:: Set problem ::
Find and copy each line of the records where the string "available" shows up.

● ● ● ● ●

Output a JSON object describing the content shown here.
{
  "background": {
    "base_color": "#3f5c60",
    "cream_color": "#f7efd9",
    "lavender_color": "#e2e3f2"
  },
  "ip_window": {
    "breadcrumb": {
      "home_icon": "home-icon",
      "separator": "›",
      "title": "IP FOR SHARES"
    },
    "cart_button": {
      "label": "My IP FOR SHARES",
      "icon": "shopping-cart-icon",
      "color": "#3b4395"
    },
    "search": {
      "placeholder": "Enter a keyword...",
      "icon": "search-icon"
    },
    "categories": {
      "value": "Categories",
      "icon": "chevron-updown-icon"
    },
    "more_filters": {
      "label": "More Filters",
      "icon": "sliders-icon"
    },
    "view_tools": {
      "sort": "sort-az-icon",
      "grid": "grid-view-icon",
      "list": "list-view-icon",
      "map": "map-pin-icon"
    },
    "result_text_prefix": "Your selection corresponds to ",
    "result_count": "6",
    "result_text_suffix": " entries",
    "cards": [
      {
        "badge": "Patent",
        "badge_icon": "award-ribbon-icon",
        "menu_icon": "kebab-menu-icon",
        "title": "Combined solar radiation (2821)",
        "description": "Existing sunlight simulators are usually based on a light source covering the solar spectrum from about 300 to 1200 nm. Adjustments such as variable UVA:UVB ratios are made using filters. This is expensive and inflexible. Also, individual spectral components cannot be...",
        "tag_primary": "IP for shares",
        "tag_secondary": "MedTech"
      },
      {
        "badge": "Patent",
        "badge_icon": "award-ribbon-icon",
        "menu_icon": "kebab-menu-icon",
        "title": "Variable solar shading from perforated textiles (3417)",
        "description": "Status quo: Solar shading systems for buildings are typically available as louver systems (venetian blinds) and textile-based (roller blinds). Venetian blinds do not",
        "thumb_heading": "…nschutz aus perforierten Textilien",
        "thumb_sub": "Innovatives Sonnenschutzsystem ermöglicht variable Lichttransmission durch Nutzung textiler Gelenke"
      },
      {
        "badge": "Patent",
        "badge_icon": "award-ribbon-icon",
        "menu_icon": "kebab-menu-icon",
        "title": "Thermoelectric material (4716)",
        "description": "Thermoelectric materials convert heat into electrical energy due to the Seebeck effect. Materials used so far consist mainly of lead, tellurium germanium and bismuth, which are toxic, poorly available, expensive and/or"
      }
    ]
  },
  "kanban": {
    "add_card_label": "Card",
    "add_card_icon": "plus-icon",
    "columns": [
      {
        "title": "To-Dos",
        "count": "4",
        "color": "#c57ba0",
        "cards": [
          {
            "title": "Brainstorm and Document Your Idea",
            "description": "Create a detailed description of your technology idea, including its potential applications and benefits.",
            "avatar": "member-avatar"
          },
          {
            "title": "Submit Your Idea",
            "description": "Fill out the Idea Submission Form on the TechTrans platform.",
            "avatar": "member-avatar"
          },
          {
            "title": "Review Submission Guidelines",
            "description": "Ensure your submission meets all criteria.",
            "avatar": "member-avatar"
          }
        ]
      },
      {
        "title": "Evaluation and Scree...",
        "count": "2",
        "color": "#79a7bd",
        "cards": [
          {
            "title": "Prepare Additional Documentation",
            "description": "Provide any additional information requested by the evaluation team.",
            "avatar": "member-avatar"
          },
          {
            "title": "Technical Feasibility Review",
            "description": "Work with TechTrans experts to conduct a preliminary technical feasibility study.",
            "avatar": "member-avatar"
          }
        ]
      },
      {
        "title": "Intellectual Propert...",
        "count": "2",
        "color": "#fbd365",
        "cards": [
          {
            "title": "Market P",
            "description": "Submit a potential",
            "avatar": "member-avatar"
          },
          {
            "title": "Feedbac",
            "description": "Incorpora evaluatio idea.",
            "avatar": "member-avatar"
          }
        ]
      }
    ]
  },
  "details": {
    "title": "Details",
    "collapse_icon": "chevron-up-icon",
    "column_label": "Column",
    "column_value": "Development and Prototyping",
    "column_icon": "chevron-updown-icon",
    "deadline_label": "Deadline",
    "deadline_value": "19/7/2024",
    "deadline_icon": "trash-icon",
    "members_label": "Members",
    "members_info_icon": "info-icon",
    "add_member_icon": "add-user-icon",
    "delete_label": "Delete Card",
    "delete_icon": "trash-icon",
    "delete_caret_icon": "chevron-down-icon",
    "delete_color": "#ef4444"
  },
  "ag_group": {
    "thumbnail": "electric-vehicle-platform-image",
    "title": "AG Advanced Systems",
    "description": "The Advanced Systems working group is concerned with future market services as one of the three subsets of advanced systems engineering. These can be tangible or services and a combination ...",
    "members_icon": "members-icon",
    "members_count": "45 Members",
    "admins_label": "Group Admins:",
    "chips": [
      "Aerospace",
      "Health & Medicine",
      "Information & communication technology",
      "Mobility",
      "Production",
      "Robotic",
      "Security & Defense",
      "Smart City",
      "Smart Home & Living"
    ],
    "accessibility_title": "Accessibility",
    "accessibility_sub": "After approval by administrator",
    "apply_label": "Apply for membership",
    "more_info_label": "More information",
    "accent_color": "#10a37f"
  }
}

● ● ● ● ●

:: Expected answer ::
        "description": "Status quo: Solar shading systems for buildings are typically available as louver systems (venetian blinds) and textile-based (roller blinds). Venetian blinds do not",
        "description": "Thermoelectric materials convert heat into electrical energy due to the Seebeck effect. Materials used so far consist mainly of lead, tellurium germanium and bismuth, which are toxic, poorly available, expensive and/or"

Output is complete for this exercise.